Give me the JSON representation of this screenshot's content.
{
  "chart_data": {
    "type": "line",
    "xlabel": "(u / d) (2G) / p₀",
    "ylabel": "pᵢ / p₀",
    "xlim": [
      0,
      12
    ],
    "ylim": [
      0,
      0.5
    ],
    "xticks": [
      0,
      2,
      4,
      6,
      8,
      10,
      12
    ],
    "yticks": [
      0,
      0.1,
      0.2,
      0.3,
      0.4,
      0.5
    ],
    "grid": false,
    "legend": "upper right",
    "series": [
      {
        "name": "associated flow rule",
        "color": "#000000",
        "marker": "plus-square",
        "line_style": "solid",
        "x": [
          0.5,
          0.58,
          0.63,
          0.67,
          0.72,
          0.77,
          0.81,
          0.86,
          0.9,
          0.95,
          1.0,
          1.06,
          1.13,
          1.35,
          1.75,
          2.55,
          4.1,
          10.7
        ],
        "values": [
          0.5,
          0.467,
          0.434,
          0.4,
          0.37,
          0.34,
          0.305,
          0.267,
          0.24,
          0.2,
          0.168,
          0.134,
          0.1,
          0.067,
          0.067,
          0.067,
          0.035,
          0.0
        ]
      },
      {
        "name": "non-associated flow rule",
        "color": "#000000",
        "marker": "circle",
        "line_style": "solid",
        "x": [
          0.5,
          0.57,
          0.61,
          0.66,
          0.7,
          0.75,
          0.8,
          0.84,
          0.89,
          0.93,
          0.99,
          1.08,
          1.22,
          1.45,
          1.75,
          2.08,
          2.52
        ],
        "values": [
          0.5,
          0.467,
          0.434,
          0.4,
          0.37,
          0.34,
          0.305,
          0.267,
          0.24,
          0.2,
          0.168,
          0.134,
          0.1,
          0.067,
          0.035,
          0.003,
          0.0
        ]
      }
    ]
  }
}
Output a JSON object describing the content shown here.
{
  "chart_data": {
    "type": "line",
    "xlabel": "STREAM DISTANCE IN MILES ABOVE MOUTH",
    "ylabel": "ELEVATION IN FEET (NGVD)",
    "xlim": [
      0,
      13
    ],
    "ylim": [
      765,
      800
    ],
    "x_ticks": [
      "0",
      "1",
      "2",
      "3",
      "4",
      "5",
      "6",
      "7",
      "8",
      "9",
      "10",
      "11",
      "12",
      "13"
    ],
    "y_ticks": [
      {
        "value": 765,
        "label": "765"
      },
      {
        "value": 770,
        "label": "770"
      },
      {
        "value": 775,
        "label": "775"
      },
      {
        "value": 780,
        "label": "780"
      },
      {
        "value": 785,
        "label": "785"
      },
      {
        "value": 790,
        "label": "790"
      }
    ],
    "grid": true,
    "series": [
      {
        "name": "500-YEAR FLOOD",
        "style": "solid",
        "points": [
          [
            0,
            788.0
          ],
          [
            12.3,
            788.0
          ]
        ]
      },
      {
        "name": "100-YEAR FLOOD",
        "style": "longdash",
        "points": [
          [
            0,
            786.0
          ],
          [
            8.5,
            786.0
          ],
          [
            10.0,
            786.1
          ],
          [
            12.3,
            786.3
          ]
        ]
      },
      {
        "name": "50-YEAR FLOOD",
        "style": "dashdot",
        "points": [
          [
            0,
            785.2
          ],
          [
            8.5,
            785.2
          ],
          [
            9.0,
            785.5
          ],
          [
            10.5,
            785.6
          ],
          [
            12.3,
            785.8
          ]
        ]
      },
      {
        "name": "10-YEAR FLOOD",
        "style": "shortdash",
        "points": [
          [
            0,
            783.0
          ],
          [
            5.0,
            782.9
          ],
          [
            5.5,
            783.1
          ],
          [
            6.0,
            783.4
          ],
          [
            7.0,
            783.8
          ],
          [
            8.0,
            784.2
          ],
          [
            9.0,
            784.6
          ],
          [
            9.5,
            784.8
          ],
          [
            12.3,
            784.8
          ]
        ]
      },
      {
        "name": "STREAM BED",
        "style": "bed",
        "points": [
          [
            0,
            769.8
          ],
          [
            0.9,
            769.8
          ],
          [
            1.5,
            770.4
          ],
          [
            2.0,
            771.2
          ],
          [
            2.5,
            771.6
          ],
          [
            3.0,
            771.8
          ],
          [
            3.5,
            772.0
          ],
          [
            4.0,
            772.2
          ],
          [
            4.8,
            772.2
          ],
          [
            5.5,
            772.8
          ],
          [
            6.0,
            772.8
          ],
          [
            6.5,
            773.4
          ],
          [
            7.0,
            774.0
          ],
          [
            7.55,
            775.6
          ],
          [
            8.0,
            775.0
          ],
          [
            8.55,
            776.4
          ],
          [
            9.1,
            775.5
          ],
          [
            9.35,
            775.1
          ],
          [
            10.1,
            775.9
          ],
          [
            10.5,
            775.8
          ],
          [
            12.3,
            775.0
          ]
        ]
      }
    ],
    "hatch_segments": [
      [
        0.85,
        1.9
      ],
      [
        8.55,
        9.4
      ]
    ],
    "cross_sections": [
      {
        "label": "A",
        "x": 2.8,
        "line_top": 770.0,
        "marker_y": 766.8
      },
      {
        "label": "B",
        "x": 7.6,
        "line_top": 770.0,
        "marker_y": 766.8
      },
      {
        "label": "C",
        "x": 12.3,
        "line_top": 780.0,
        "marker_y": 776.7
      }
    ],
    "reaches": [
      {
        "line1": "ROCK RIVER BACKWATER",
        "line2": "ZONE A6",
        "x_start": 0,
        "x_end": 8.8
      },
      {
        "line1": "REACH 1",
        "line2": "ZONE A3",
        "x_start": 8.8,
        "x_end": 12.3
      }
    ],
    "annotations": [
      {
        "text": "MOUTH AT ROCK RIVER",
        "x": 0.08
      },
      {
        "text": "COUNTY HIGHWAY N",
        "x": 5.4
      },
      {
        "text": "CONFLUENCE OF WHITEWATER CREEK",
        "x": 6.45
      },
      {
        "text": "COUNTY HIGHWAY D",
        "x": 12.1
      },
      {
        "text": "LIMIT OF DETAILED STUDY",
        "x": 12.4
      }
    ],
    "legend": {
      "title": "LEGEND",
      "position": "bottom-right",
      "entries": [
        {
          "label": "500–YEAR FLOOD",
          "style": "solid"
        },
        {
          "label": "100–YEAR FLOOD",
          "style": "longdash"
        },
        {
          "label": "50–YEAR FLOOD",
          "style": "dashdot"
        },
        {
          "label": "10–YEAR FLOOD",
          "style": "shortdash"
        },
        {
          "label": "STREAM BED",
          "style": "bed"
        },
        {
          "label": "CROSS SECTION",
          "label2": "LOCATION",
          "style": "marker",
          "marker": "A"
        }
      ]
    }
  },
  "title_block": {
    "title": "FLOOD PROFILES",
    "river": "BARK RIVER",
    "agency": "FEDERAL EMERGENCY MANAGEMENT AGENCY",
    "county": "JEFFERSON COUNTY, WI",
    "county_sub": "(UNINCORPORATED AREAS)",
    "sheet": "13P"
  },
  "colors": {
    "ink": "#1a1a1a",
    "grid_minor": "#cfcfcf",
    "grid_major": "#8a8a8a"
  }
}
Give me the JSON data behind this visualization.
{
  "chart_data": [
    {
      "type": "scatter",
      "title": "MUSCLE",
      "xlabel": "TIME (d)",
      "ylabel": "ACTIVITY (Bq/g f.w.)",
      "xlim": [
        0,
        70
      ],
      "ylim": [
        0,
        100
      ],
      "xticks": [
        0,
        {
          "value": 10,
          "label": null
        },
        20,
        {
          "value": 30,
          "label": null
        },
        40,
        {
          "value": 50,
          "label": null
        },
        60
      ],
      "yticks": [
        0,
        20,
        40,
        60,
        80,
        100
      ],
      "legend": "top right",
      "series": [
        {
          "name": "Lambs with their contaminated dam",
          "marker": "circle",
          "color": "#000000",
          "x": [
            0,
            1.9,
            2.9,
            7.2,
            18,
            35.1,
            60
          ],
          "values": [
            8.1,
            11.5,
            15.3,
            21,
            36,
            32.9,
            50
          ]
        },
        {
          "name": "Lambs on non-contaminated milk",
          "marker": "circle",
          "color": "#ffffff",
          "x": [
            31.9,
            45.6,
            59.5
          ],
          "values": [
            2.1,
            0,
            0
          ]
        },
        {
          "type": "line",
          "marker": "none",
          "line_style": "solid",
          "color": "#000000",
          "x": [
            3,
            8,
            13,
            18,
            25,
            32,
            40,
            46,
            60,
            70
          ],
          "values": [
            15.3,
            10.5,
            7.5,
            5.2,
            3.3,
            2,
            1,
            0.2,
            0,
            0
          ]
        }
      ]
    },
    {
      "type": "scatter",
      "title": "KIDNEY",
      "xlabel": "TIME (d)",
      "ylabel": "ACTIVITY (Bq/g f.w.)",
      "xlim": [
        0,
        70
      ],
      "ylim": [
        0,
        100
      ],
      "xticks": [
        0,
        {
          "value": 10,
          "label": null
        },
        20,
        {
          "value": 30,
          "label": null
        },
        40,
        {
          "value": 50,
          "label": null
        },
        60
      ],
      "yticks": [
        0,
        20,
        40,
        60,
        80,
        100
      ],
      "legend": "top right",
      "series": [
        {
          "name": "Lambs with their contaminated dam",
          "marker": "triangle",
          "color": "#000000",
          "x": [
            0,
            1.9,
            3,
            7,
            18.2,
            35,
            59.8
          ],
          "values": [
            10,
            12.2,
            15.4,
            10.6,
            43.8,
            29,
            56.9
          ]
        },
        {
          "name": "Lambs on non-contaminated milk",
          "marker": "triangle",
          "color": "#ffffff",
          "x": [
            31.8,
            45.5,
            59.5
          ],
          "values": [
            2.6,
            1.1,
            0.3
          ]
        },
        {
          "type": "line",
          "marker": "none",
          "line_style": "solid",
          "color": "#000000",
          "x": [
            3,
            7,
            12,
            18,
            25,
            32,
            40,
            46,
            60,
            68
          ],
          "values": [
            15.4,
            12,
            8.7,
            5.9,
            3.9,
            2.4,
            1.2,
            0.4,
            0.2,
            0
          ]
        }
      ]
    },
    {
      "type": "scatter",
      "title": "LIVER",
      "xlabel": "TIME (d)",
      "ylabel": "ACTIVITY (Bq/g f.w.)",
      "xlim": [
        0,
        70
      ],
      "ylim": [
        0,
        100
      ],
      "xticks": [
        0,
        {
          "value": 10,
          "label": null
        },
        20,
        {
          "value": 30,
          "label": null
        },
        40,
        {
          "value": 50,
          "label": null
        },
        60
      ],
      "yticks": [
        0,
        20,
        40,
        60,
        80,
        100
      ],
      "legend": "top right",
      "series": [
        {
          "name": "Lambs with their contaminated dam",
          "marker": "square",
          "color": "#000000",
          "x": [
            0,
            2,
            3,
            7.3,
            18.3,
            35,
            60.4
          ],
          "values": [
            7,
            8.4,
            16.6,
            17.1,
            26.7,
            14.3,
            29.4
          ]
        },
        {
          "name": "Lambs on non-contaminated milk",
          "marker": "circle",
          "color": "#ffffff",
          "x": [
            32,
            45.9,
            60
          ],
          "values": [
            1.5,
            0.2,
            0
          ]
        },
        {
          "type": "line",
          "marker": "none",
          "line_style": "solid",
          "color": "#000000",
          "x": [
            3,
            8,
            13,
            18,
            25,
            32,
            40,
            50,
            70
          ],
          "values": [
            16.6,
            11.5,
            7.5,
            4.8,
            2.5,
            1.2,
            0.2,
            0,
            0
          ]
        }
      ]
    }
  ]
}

____

**What this task involves**. Lines containing the string "ROCK" are to be selected and copied.

**Task solution**.
        "line1": "ROCK RIVER BACKWATER",
        "text": "MOUTH AT ROCK RIVER",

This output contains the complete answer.